[Start]

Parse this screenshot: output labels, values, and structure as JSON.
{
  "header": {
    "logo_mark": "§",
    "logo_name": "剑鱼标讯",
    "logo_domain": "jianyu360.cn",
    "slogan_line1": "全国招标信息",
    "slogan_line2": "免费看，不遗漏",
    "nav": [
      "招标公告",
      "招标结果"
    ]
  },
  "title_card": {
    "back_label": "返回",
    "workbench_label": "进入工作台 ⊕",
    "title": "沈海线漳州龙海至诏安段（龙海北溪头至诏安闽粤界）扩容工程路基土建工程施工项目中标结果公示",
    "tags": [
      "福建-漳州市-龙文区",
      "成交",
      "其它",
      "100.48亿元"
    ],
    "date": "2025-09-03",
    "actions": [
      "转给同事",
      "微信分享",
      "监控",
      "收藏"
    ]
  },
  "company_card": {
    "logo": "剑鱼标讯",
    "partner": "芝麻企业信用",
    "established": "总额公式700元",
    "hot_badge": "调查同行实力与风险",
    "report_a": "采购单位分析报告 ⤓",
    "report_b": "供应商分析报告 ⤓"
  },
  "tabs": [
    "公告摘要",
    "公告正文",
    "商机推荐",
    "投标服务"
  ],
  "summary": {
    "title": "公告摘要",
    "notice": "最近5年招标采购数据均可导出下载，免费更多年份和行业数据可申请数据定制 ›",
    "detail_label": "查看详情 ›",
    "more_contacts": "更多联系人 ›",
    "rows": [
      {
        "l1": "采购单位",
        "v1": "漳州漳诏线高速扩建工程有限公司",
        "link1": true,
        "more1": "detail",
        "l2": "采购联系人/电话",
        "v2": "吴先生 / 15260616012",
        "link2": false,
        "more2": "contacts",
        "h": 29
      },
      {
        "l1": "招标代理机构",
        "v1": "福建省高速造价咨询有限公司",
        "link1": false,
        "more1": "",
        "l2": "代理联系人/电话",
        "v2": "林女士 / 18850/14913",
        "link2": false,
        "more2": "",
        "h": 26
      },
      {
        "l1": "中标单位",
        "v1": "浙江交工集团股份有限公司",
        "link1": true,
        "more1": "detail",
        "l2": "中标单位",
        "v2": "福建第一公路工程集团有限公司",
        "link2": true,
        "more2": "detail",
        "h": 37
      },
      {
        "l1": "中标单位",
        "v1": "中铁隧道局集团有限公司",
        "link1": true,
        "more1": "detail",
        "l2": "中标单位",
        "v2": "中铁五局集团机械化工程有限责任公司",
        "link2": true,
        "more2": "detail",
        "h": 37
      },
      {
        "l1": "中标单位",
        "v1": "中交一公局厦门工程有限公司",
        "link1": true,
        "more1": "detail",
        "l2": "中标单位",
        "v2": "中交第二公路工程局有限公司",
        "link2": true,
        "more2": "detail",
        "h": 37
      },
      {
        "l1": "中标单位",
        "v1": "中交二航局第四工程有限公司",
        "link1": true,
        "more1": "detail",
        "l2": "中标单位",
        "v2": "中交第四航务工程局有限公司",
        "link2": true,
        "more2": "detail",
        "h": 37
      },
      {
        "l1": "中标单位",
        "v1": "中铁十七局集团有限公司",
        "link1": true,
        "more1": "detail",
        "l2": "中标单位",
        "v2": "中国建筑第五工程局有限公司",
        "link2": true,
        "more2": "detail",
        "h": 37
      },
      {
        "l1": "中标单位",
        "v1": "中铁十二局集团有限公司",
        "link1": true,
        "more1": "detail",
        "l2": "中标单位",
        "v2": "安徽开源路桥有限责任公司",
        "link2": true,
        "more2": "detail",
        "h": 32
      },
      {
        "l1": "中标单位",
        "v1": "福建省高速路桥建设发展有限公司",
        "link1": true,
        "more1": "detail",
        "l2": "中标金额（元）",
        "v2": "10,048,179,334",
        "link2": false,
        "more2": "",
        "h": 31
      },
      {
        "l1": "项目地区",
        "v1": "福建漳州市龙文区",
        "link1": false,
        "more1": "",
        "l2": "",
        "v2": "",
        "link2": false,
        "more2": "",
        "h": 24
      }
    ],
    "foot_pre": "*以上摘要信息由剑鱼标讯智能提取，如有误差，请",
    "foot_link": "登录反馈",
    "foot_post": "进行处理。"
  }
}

[End]

Reproduce all the records precisely.

Parse this screenshot: output labels, values, and structure as JSON.
{
  "header": {
    "logo_mark": "§",
    "logo_name": "剑鱼标讯",
    "logo_domain": "jianyu360.cn",
    "slogan_line1": "全国招标信息",
    "slogan_line2": "免费看，不遗漏",
    "nav": [
      "招标公告",
      "招标结果"
    ]
  },
  "title_card": {
    "back_label": "返回",
    "workbench_label": "进入工作台 ⊕",
    "title": "沈海线漳州龙海至诏安段（龙海北溪头至诏安闽粤界）扩容工程路基土建工程施工项目中标结果公示",
    "tags": [
      "福建-漳州市-龙文区",
      "成交",
      "其它",
      "100.48亿元"
    ],
    "date": "2025-09-03",
    "actions": [
      "转给同事",
      "微信分享",
      "监控",
      "收藏"
    ]
  },
  "company_card": {
    "logo": "剑鱼标讯",
    "partner": "芝麻企业信用",
    "established": "总额公式700元",
    "hot_badge": "调查同行实力与风险",
    "report_a": "采购单位分析报告 ⤓",
    "report_b": "供应商分析报告 ⤓"
  },
  "tabs": [
    "公告摘要",
    "公告正文",
    "商机推荐",
    "投标服务"
  ],
  "summary": {
    "title": "公告摘要",
    "notice": "最近5年招标采购数据均可导出下载，免费更多年份和行业数据可申请数据定制 ›",
    "detail_label": "查看详情 ›",
    "more_contacts": "更多联系人 ›",
    "rows": [
      {
        "l1": "采购单位",
        "v1": "漳州漳诏线高速扩建工程有限公司",
        "link1": true,
        "more1": "detail",
        "l2": "采购联系人/电话",
        "v2": "吴先生 / 15260616012",
        "link2": false,
        "more2": "contacts",
        "h": 29
      },
      {
        "l1": "招标代理机构",
        "v1": "福建省高速造价咨询有限公司",
        "link1": false,
        "more1": "",
        "l2": "代理联系人/电话",
        "v2": "林女士 / 18850/14913",
        "link2": false,
        "more2": "",
        "h": 26
      },
      {
        "l1": "中标单位",
        "v1": "浙江交工集团股份有限公司",
        "link1": true,
        "more1": "detail",
        "l2": "中标单位",
        "v2": "福建第一公路工程集团有限公司",
        "link2": true,
        "more2": "detail",
        "h": 37
      },
      {
        "l1": "中标单位",
        "v1": "中铁隧道局集团有限公司",
        "link1": true,
        "more1": "detail",
        "l2": "中标单位",
        "v2": "中铁五局集团机械化工程有限责任公司",
        "link2": true,
        "more2": "detail",
        "h": 37
      },
      {
        "l1": "中标单位",
        "v1": "中交一公局厦门工程有限公司",
        "link1": true,
        "more1": "detail",
        "l2": "中标单位",
        "v2": "中交第二公路工程局有限公司",
        "link2": true,
        "more2": "detail",
        "h": 37
      },
      {
        "l1": "中标单位",
        "v1": "中交二航局第四工程有限公司",
        "link1": true,
        "more1": "detail",
        "l2": "中标单位",
        "v2": "中交第四航务工程局有限公司",
        "link2": true,
        "more2": "detail",
        "h": 37
      },
      {
        "l1": "中标单位",
        "v1": "中铁十七局集团有限公司",
        "link1": true,
        "more1": "detail",
        "l2": "中标单位",
        "v2": "中国建筑第五工程局有限公司",
        "link2": true,
        "more2": "detail",
        "h": 37
      },
      {
        "l1": "中标单位",
        "v1": "中铁十二局集团有限公司",
        "link1": true,
        "more1": "detail",
        "l2": "中标单位",
        "v2": "安徽开源路桥有限责任公司",
        "link2": true,
        "more2": "detail",
        "h": 32
      },
      {
        "l1": "中标单位",
        "v1": "福建省高速路桥建设发展有限公司",
        "link1": true,
        "more1": "detail",
        "l2": "中标金额（元）",
        "v2": "10,048,179,334",
        "link2": false,
        "more2": "",
        "h": 31
      },
      {
        "l1": "项目地区",
        "v1": "福建漳州市龙文区",
        "link1": false,
        "more1": "",
        "l2": "",
        "v2": "",
        "link2": false,
        "more2": "",
        "h": 24
      }
    ],
    "foot_pre": "*以上摘要信息由剑鱼标讯智能提取，如有误差，请",
    "foot_link": "登录反馈",
    "foot_post": "进行处理。"
  }
}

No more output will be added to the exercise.